*MATERIAL PROVIDED*.

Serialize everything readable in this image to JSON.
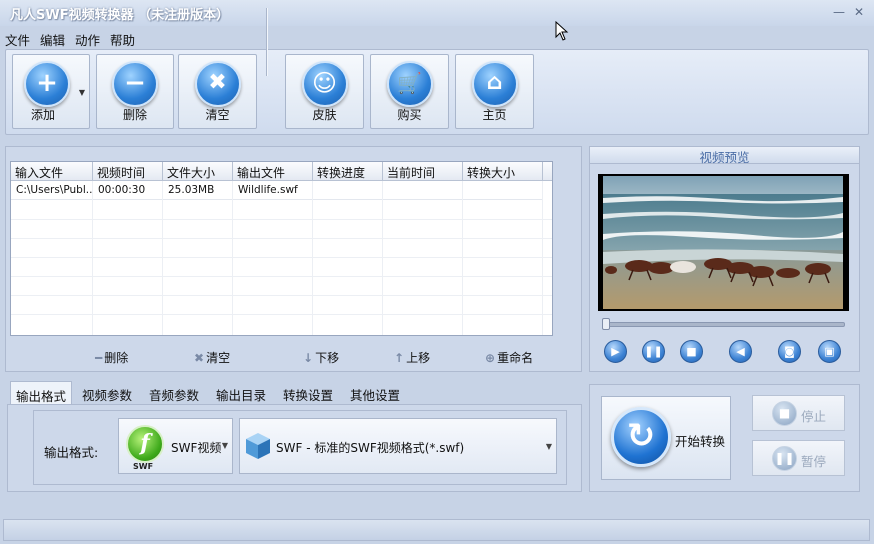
{
  "window": {
    "title": "凡人SWF视频转换器 （未注册版本）",
    "minimize_glyph": "—",
    "close_glyph": "✕"
  },
  "menu": [
    "文件",
    "编辑",
    "动作",
    "帮助"
  ],
  "toolbar": {
    "add": "添加",
    "delete": "删除",
    "clear": "清空",
    "skin": "皮肤",
    "buy": "购买",
    "home": "主页"
  },
  "table": {
    "columns": [
      "输入文件",
      "视频时间",
      "文件大小",
      "输出文件",
      "转换进度",
      "当前时间",
      "转换大小"
    ],
    "rows": [
      [
        "C:\\Users\\Publ...",
        "00:00:30",
        "25.03MB",
        "Wildlife.swf",
        "",
        "",
        ""
      ]
    ]
  },
  "list_actions": {
    "delete": "删除",
    "clear": "清空",
    "down": "下移",
    "up": "上移",
    "rename": "重命名"
  },
  "tabs": [
    "输出格式",
    "视频参数",
    "音频参数",
    "输出目录",
    "转换设置",
    "其他设置"
  ],
  "output": {
    "label": "输出格式:",
    "format_button": "SWF视频",
    "format_icon_text": "SWF",
    "format_desc": "SWF - 标准的SWF视频格式(*.swf)"
  },
  "preview": {
    "title": "视频预览",
    "seek_position": 0.0
  },
  "convert": {
    "start": "开始转换",
    "stop": "停止",
    "pause": "暂停"
  },
  "colors": {
    "accent_blue": "#2b7fd6",
    "panel": "#cdd8ea",
    "title_text": "#4a6da6",
    "disabled_text": "#9aa8bc"
  }
}
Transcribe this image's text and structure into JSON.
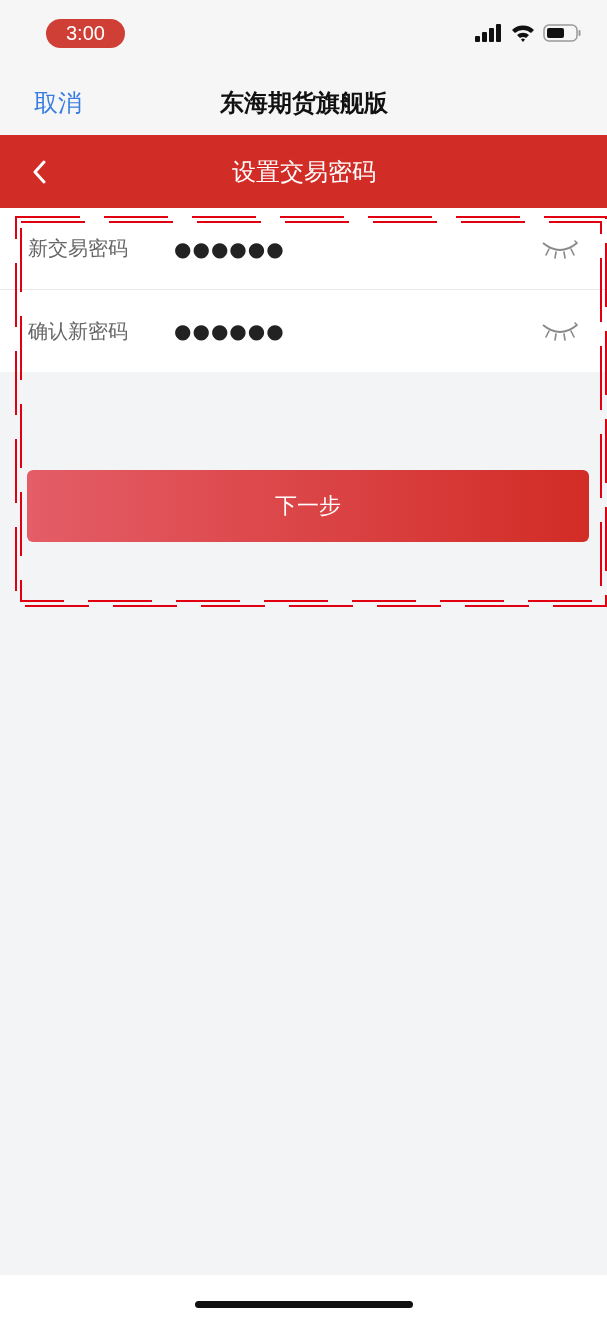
{
  "status_bar": {
    "time": "3:00"
  },
  "nav_bar": {
    "cancel": "取消",
    "title": "东海期货旗舰版"
  },
  "header": {
    "title": "设置交易密码"
  },
  "fields": [
    {
      "label": "新交易密码",
      "value": "●●●●●●"
    },
    {
      "label": "确认新密码",
      "value": "●●●●●●"
    }
  ],
  "next_button": "下一步"
}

*DO THIS*. Quote every record above exactly, leaving out the pictures.

*PROBLEM SOLUTION*.
Serialize everything readable in this image to JSON.
{
  "window": {
    "title": "凡人SWF视频转换器 （未注册版本）",
    "minimize_glyph": "—",
    "close_glyph": "✕"
  },
  "menu": [
    "文件",
    "编辑",
    "动作",
    "帮助"
  ],
  "toolbar": {
    "add": "添加",
    "delete": "删除",
    "clear": "清空",
    "skin": "皮肤",
    "buy": "购买",
    "home": "主页"
  },
  "table": {
    "columns": [
      "输入文件",
      "视频时间",
      "文件大小",
      "输出文件",
      "转换进度",
      "当前时间",
      "转换大小"
    ],
    "rows": [
      [
        "C:\\Users\\Publ...",
        "00:00:30",
        "25.03MB",
        "Wildlife.swf",
        "",
        "",
        ""
      ]
    ]
  },
  "list_actions": {
    "delete": "删除",
    "clear": "清空",
    "down": "下移",
    "up": "上移",
    "rename": "重命名"
  },
  "tabs": [
    "输出格式",
    "视频参数",
    "音频参数",
    "输出目录",
    "转换设置",
    "其他设置"
  ],
  "output": {
    "label": "输出格式:",
    "format_button": "SWF视频",
    "format_icon_text": "SWF",
    "format_desc": "SWF - 标准的SWF视频格式(*.swf)"
  },
  "preview": {
    "title": "视频预览",
    "seek_position": 0.0
  },
  "convert": {
    "start": "开始转换",
    "stop": "停止",
    "pause": "暂停"
  },
  "colors": {
    "accent_blue": "#2b7fd6",
    "panel": "#cdd8ea",
    "title_text": "#4a6da6",
    "disabled_text": "#9aa8bc"
  }
}
Transcribe this image's text and structure into JSON.
{
  "status_bar": {
    "time": "3:00"
  },
  "nav_bar": {
    "cancel": "取消",
    "title": "东海期货旗舰版"
  },
  "header": {
    "title": "设置交易密码"
  },
  "fields": [
    {
      "label": "新交易密码",
      "value": "●●●●●●"
    },
    {
      "label": "确认新密码",
      "value": "●●●●●●"
    }
  ],
  "next_button": "下一步"
}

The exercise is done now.